De Gœthe (1749-1832)[011.1] : « S’occuper des idées sur l’immortalité [de l’âme], cela convient… aux femmes qui n’ont rien à faire. Mais un homme d’un esprit solide, qui pense à être déjà ici-bas quelque chose de sérieux, et qui, par conséquent, a chaque jour à travailler, à lutter, à agir, cet homme laisse tranquille le monde futur, et s’occupe à être actif et utile dans celui-ci. »

Et cette autre belle profession de foi du critique Charles Labitte (1816-1845)[011.2] : « II y a un mot de Bossuet ou de Fénelon[011.3] qui dit : « L’homme s’agite et Dieu le mène ». Tout le secret de la vie est là : il faut s’étourdir par l’action. De jour en jour, d’ailleurs, j’ai moins la peur d’être détrompé, et ma philosophie se fait toute seule. Je me suis aperçu que le bonheur, comme il faut l’entendre, n’est autre chose, quand on n’en est plus aux idylles, que le parti pris de s’attendre à tout et de croire tout possible. La vie n’est qu’une auberge où il faut toujours avoir sa malle prête. Cette théorie, qui est triste au fond, n’altère en rien ma bonne humeur. Elle me donne le droit de ne plus croire qu’à très peu de choses, de me fier aux idées plutôt qu’aux hommes, de rire des sots, de mépriser les fripons de toute nuance, de me réfugier plus que jamais dans l’idéale sphère du vrai, du beau, du bien, et d’avoir à cœur encore les bonnes, les vieilles, les excellentes amitiés de quelques fidèles. La beauté dans l’art, la moralité en politique, l’idéalisme en philosophie, l’affection au foyer,… il n’y a rien après. Je ne donnerais pas une panse d’a de tout le reste. »

Le philosophe Théodore Jouffroy (1796-1842), l’auteur de cette étude analytique si fouillée, si profonde, intitulée : Comment les dogmes finissent[012.1], a écrit une page très émouvante et demeurée célèbre sous le nom de « la Nuit de Jouffroy », que le spiritualiste Edme Caro déclare avec raison « égale aux plus belles pages qu’aient produites en ce genre les lettres françaises depuis Pascal[013.1] ». En voici le début :

« Je n’oublierai jamais la soirée de décembre où le voile qui me dérobait à moi-même ma propre incrédulité fut déchiré. J’entends encore mes pas dans cette chambre étroite et nue, où, longtemps après l’heure du sommeil, j’avais coutume de me promener ; je vois encore cette lune à demi voilée par les nuages, qui en éclairait par intervalles les froids carreaux. Les heures de la nuit s’écoulaient et je ne m’en apercevais pas ; je suivais avec anxiété ma pensée, qui, de couche en couche, descendait vers le fond de ma conscience, et, dissipant l’une après l’autre toutes les illusions qui m’en avaient jusque-là dérobé la vue, m’en rendait de moment en moment les détours plus visibles.

> Données fournies:
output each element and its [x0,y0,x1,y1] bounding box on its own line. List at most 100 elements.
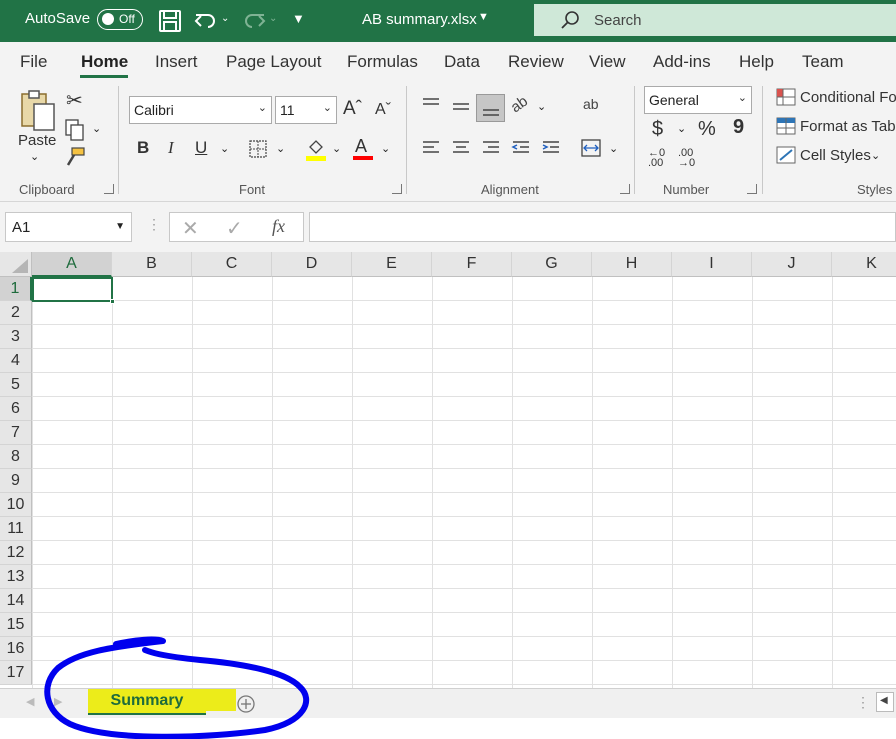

> Tâche à réaliser: Prolongez l'extrait sur les réflexions face à l'immortalité en reprenant juste après sa dernière phrase, celle qui s'achève sur « les détours plus visibles ».

> Résultat attendu:
« En vain je m’attachais à ces croyances dernières, comme un naufragé aux débris de son navire ; en vain, épouvanté du vide inconnu dans lequel j’allais flotter, je me rejetais pour la dernière fois avec elles vers mon enfance, ma famille, mon pays, tout ce qui m’était cher et sacré[013.2] : l’inflexible courant de ma pensée était plus fort : parents, famille, souvenirs, croyances, il m’obligeait à tout laisser ; l’examen se poursuivait plus obstiné et plus sévère, à mesure qu’il approchait du terme, et il ne s’arrêta que quand il l’eut atteint. Je sus alors qu’au fond de moi-même il n’y avait plus rien debout.

« Ce moment fut affreux, et quand, vers le matin, je me jetai épuisé sur mon lit, il me sembla sentir ma première vie, si riante et si pleine, s’éteindre, et, derrière moi, s’en ouvrir une autre, sombre et dépeuplée, où désormais j’allais vivre seul, seul avec ma fatale pensée, qui venait de m’y exiler et que j’étais tenté de maudire…[014.1]. »

Comme Proudhon (1809-1865)[015.1], Jouffroy se trouva ainsi amené et astreint à cette constatation : « Je ne crois plus, je sais ou j’ignore, » aveu qui semble être le formulaire ou symbole de leur siècle et encore plus du nôtre.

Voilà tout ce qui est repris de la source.